REQUIREMENTS: Using the data below, copy every line that contains the word "name".

GIVEN DATA:
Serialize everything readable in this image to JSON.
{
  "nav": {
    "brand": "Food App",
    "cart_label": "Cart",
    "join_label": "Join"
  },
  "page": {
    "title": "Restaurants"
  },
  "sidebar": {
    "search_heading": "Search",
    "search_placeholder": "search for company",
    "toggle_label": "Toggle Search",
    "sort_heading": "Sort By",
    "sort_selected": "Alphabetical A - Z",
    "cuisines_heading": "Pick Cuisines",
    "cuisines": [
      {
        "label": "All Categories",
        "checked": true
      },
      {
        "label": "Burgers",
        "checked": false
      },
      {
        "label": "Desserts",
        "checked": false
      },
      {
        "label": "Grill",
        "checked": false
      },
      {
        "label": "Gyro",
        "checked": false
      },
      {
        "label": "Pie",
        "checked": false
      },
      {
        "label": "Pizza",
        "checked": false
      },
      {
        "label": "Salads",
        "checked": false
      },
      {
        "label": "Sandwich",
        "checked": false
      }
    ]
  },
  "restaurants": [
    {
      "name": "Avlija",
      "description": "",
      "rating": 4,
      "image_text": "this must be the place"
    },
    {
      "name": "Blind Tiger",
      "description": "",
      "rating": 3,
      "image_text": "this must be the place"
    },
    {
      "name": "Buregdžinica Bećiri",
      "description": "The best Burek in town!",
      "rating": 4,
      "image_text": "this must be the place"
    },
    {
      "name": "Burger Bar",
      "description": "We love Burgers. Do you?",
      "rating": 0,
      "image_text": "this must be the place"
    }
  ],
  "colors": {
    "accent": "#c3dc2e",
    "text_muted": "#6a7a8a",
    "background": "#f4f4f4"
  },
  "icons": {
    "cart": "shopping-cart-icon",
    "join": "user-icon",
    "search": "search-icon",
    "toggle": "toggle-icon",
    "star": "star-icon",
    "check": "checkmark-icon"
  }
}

FINISHED TASK:
      "name": "Avlija",
      "name": "Blind Tiger",
      "name": "Buregdžinica Bećiri",
      "name": "Burger Bar",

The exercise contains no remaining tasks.